→ **Data section**:
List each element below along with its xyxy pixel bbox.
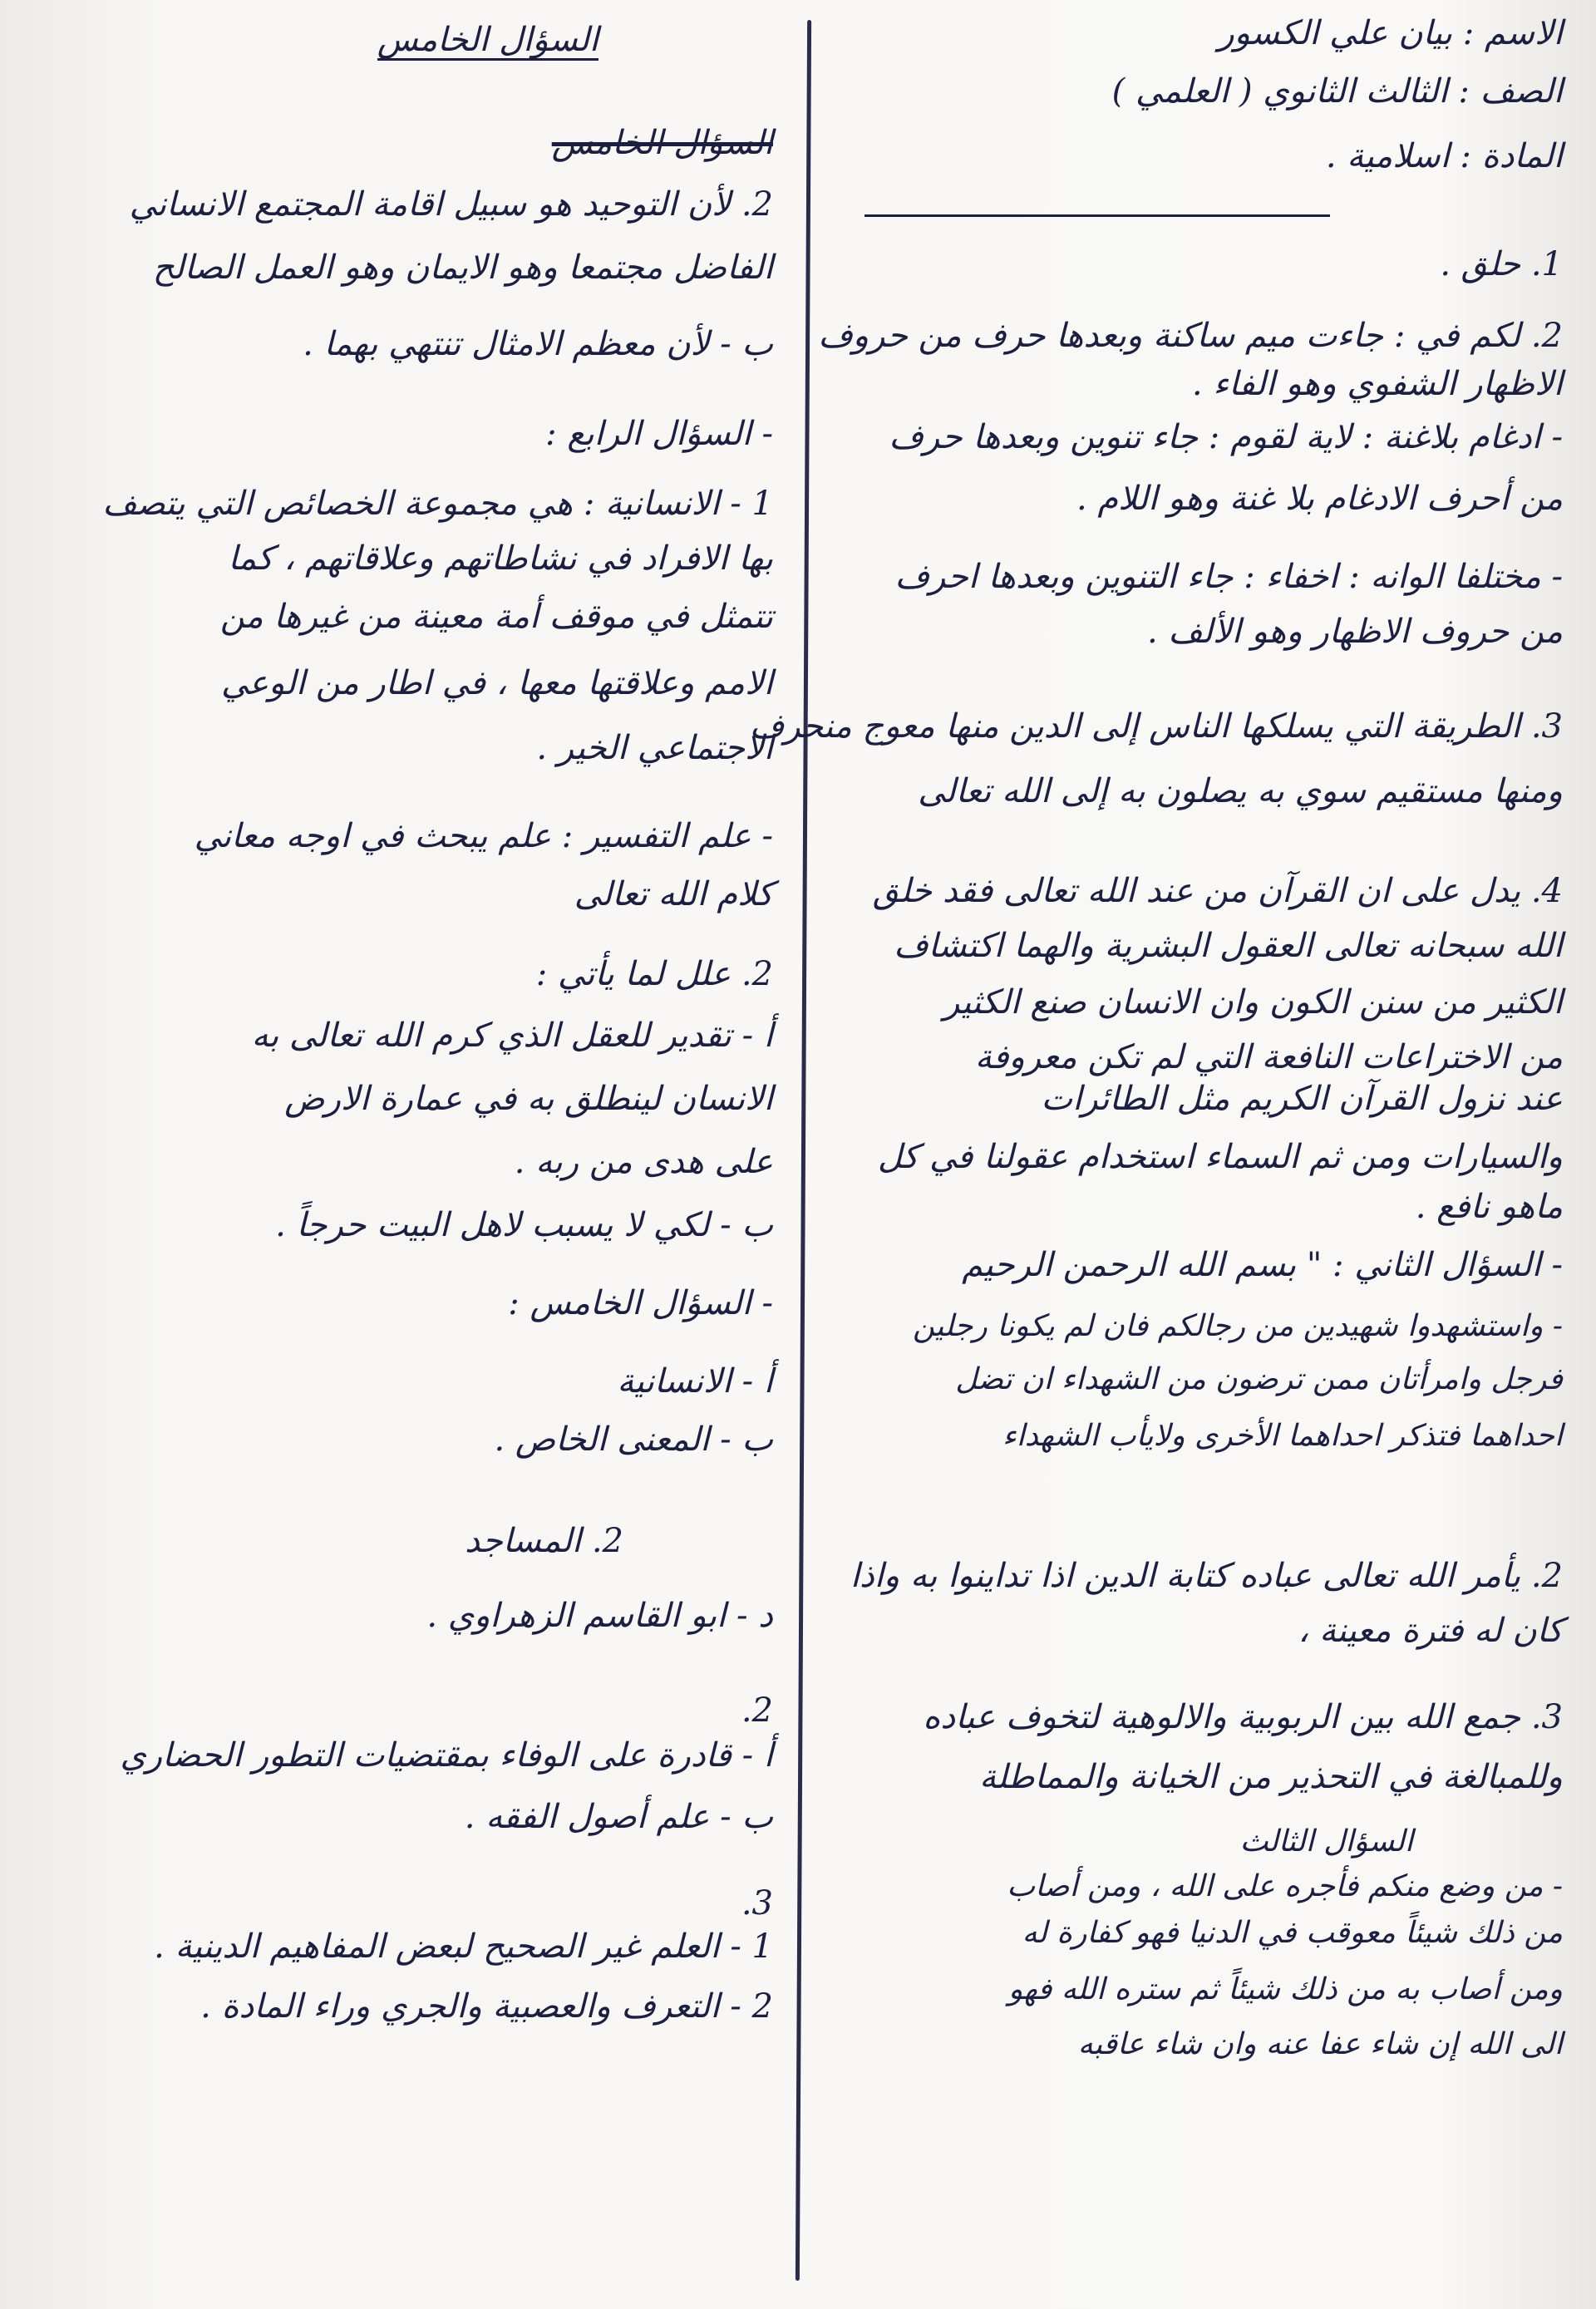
answer-line: من أحرف الادغام بلا غنة وهو اللام . — [1076, 480, 1563, 518]
answer-line: الكثير من سنن الكون وان الانسان صنع الكثير — [943, 983, 1563, 1022]
answer-line: الله سبحانه تعالى العقول البشرية والهما اكتشاف — [894, 927, 1563, 965]
question-heading: السؤال الخامس — [377, 21, 598, 59]
answer-line: من حروف الاظهار وهو الألف . — [1146, 613, 1563, 651]
answer-line: - السؤال الثاني : " بسم الله الرحمن الرحيم — [962, 1246, 1563, 1284]
answer-line: أ - الانسانية — [617, 1362, 773, 1401]
answer-line: د - ابو القاسم الزهراوي . — [426, 1597, 773, 1635]
answer-line: أ - قادرة على الوفاء بمقتضيات التطور الحضاري — [120, 1736, 773, 1775]
answer-line: من ذلك شيئاً معوقب في الدنيا فهو كفارة له — [1022, 1916, 1563, 1950]
subject-name: المادة : اسلامية . — [1325, 137, 1563, 175]
answer-line: - من وضع منكم فأجره على الله ، ومن أصاب — [1007, 1869, 1563, 1903]
answer-line: 4. يدل على ان القرآن من عند الله تعالى فقد خلق — [872, 872, 1563, 910]
answer-line: الاظهار الشفوي وهو الفاء . — [1191, 365, 1563, 403]
answer-line: الى الله إن شاء عفا عنه وان شاء عاقبه — [1077, 2027, 1563, 2061]
answer-line: 2. يأمر الله تعالى عباده كتابة الدين اذا تداينوا به واذا — [850, 1557, 1563, 1595]
answer-line: - مختلفا الوانه : اخفاء : جاء التنوين وبعدها احرف — [894, 558, 1563, 596]
answer-line: أ - تقدير للعقل الذي كرم الله تعالى به — [251, 1017, 773, 1055]
answer-line: ومنها مستقيم سوي به يصلون به إلى الله تعالى — [918, 772, 1563, 810]
answer-line: الانسان لينطلق به في عمارة الارض — [284, 1080, 773, 1118]
answer-line: 2. — [741, 1691, 773, 1730]
answer-line: كلام الله تعالى — [574, 875, 773, 913]
answer-line: على هدى من ربه . — [514, 1143, 773, 1181]
answer-line: - علم التفسير : علم يبحث في اوجه معاني — [194, 817, 773, 855]
answer-line: بها الافراد في نشاطاتهم وعلاقاتهم ، كما — [228, 539, 773, 578]
answer-line: فرجل وامرأتان ممن ترضون من الشهداء ان تضل — [955, 1362, 1563, 1396]
answer-line: ب - لأن معظم الامثال تنتهي بهما . — [303, 325, 773, 363]
answer-line: - واستشهدوا شهيدين من رجالكم فان لم يكونا رجلين — [912, 1309, 1563, 1343]
answer-line: من الاختراعات النافعة التي لم تكن معروفة — [974, 1038, 1563, 1076]
answer-line: 2 - التعرف والعصبية والجري وراء المادة . — [200, 1987, 773, 2026]
answer-line: ب - علم أصول الفقه . — [464, 1798, 773, 1836]
answer-line: الاجتماعي الخير . — [536, 729, 773, 767]
answer-line: 3. جمع الله بين الربوبية والالوهية لتخوف عباده — [923, 1698, 1563, 1736]
question-heading: - السؤال الرابع : — [545, 415, 773, 453]
answer-line: عند نزول القرآن الكريم مثل الطائرات — [1041, 1080, 1563, 1118]
answer-line: ب - المعنى الخاص . — [494, 1420, 773, 1459]
answer-line: 2. المساجد — [465, 1522, 623, 1560]
answer-line: والسيارات ومن ثم السماء استخدام عقولنا في كل — [877, 1138, 1563, 1176]
answer-line: الفاضل مجتمعا وهو الايمان وهو العمل الصالح — [152, 249, 773, 287]
answer-line: احداهما فتذكر احداهما الأخرى ولايأب الشهداء — [1002, 1419, 1563, 1453]
question-heading: - السؤال الخامس : — [508, 1284, 773, 1322]
answer-line: الامم وعلاقتها معها ، في اطار من الوعي — [220, 664, 773, 702]
student-name: الاسم : بيان علي الكسور — [1218, 14, 1563, 52]
question-heading: السؤال الثالث — [1239, 1824, 1413, 1859]
answer-line: وللمبالغة في التحذير من الخيانة والمماطلة — [979, 1758, 1563, 1796]
answer-line: 3. — [741, 1884, 773, 1923]
answer-line: 3. الطريقة التي يسلكها الناس إلى الدين منها معوج منحرف — [749, 707, 1563, 746]
answer-line: كان له فترة معينة ، — [1298, 1612, 1563, 1650]
answer-line: 2. علل لما يأتي : — [535, 955, 773, 993]
student-grade: الصف : الثالث الثانوي ( العلمي ) — [1111, 72, 1563, 111]
answer-line: 1. حلق . — [1440, 245, 1563, 283]
answer-line: ومن أصاب به من ذلك شيئاً ثم ستره الله فهو — [1007, 1972, 1563, 2006]
header-underline — [864, 214, 1330, 217]
answer-line: ماهو نافع . — [1415, 1188, 1563, 1226]
answer-line: ب - لكي لا يسبب لاهل البيت حرجاً . — [275, 1206, 773, 1244]
answer-line: 1 - العلم غير الصحيح لبعض المفاهيم الدينية . — [154, 1927, 773, 1966]
struck-heading: السؤال الخامس — [551, 124, 773, 162]
answer-line: 2. لكم في : جاءت ميم ساكنة وبعدها حرف من حروف — [818, 317, 1563, 355]
answer-line: 1 - الانسانية : هي مجموعة الخصائص التي يتصف — [102, 485, 773, 523]
answer-line: 2. لأن التوحيد هو سبيل اقامة المجتمع الانساني — [129, 185, 773, 224]
answer-line: - ادغام بلاغنة : لاية لقوم : جاء تنوين وبعدها حرف — [889, 418, 1563, 456]
answer-line: تتمثل في موقف أمة معينة من غيرها من — [219, 598, 773, 636]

→ **What the exercise asks**: Reproduce every line of the material above without any change, leaving out the pictures.

→ **Result of the task**:
List each element below along with its xyxy pixel bbox.
answer-line: من أحرف الادغام بلا غنة وهو اللام . — [1076, 480, 1563, 518]
answer-line: الكثير من سنن الكون وان الانسان صنع الكثير — [943, 983, 1563, 1022]
answer-line: الله سبحانه تعالى العقول البشرية والهما اكتشاف — [894, 927, 1563, 965]
question-heading: السؤال الخامس — [377, 21, 598, 59]
answer-line: من حروف الاظهار وهو الألف . — [1146, 613, 1563, 651]
answer-line: - السؤال الثاني : " بسم الله الرحمن الرحيم — [962, 1246, 1563, 1284]
answer-line: أ - الانسانية — [617, 1362, 773, 1401]
answer-line: د - ابو القاسم الزهراوي . — [426, 1597, 773, 1635]
answer-line: أ - قادرة على الوفاء بمقتضيات التطور الحضاري — [120, 1736, 773, 1775]
answer-line: من ذلك شيئاً معوقب في الدنيا فهو كفارة له — [1022, 1916, 1563, 1950]
subject-name: المادة : اسلامية . — [1325, 137, 1563, 175]
answer-line: - من وضع منكم فأجره على الله ، ومن أصاب — [1007, 1869, 1563, 1903]
answer-line: 4. يدل على ان القرآن من عند الله تعالى فقد خلق — [872, 872, 1563, 910]
answer-line: الاظهار الشفوي وهو الفاء . — [1191, 365, 1563, 403]
answer-line: الى الله إن شاء عفا عنه وان شاء عاقبه — [1077, 2027, 1563, 2061]
answer-line: 2. يأمر الله تعالى عباده كتابة الدين اذا تداينوا به واذا — [850, 1557, 1563, 1595]
answer-line: - مختلفا الوانه : اخفاء : جاء التنوين وبعدها احرف — [894, 558, 1563, 596]
answer-line: أ - تقدير للعقل الذي كرم الله تعالى به — [251, 1017, 773, 1055]
answer-line: ومنها مستقيم سوي به يصلون به إلى الله تعالى — [918, 772, 1563, 810]
answer-line: الانسان لينطلق به في عمارة الارض — [284, 1080, 773, 1118]
answer-line: 2. — [741, 1691, 773, 1730]
answer-line: كلام الله تعالى — [574, 875, 773, 913]
answer-line: على هدى من ربه . — [514, 1143, 773, 1181]
answer-line: - علم التفسير : علم يبحث في اوجه معاني — [194, 817, 773, 855]
answer-line: بها الافراد في نشاطاتهم وعلاقاتهم ، كما — [228, 539, 773, 578]
answer-line: فرجل وامرأتان ممن ترضون من الشهداء ان تضل — [955, 1362, 1563, 1396]
answer-line: ب - لأن معظم الامثال تنتهي بهما . — [303, 325, 773, 363]
answer-line: - واستشهدوا شهيدين من رجالكم فان لم يكونا رجلين — [912, 1309, 1563, 1343]
answer-line: من الاختراعات النافعة التي لم تكن معروفة — [974, 1038, 1563, 1076]
answer-line: 2 - التعرف والعصبية والجري وراء المادة . — [200, 1987, 773, 2026]
answer-line: ب - علم أصول الفقه . — [464, 1798, 773, 1836]
answer-line: الاجتماعي الخير . — [536, 729, 773, 767]
answer-line: 3. جمع الله بين الربوبية والالوهية لتخوف عباده — [923, 1698, 1563, 1736]
question-heading: - السؤال الرابع : — [545, 415, 773, 453]
answer-line: عند نزول القرآن الكريم مثل الطائرات — [1041, 1080, 1563, 1118]
answer-line: ب - المعنى الخاص . — [494, 1420, 773, 1459]
answer-line: 2. المساجد — [465, 1522, 623, 1560]
answer-line: والسيارات ومن ثم السماء استخدام عقولنا في كل — [877, 1138, 1563, 1176]
answer-line: الفاضل مجتمعا وهو الايمان وهو العمل الصالح — [152, 249, 773, 287]
answer-line: احداهما فتذكر احداهما الأخرى ولايأب الشهداء — [1002, 1419, 1563, 1453]
question-heading: - السؤال الخامس : — [508, 1284, 773, 1322]
answer-line: الامم وعلاقتها معها ، في اطار من الوعي — [220, 664, 773, 702]
student-name: الاسم : بيان علي الكسور — [1218, 14, 1563, 52]
question-heading: السؤال الثالث — [1239, 1824, 1413, 1859]
answer-line: وللمبالغة في التحذير من الخيانة والمماطلة — [979, 1758, 1563, 1796]
answer-line: 3. — [741, 1884, 773, 1923]
answer-line: 3. الطريقة التي يسلكها الناس إلى الدين منها معوج منحرف — [749, 707, 1563, 746]
answer-line: كان له فترة معينة ، — [1298, 1612, 1563, 1650]
answer-line: 2. علل لما يأتي : — [535, 955, 773, 993]
student-grade: الصف : الثالث الثانوي ( العلمي ) — [1111, 72, 1563, 111]
answer-line: 1. حلق . — [1440, 245, 1563, 283]
answer-line: ومن أصاب به من ذلك شيئاً ثم ستره الله فهو — [1007, 1972, 1563, 2006]
header-underline — [864, 214, 1330, 217]
answer-line: ماهو نافع . — [1415, 1188, 1563, 1226]
answer-line: ب - لكي لا يسبب لاهل البيت حرجاً . — [275, 1206, 773, 1244]
answer-line: 1 - العلم غير الصحيح لبعض المفاهيم الدينية . — [154, 1927, 773, 1966]
struck-heading: السؤال الخامس — [551, 124, 773, 162]
answer-line: 2. لكم في : جاءت ميم ساكنة وبعدها حرف من حروف — [818, 317, 1563, 355]
answer-line: 1 - الانسانية : هي مجموعة الخصائص التي يتصف — [102, 485, 773, 523]
answer-line: 2. لأن التوحيد هو سبيل اقامة المجتمع الانساني — [129, 185, 773, 224]
answer-line: - ادغام بلاغنة : لاية لقوم : جاء تنوين وبعدها حرف — [889, 418, 1563, 456]
answer-line: تتمثل في موقف أمة معينة من غيرها من — [219, 598, 773, 636]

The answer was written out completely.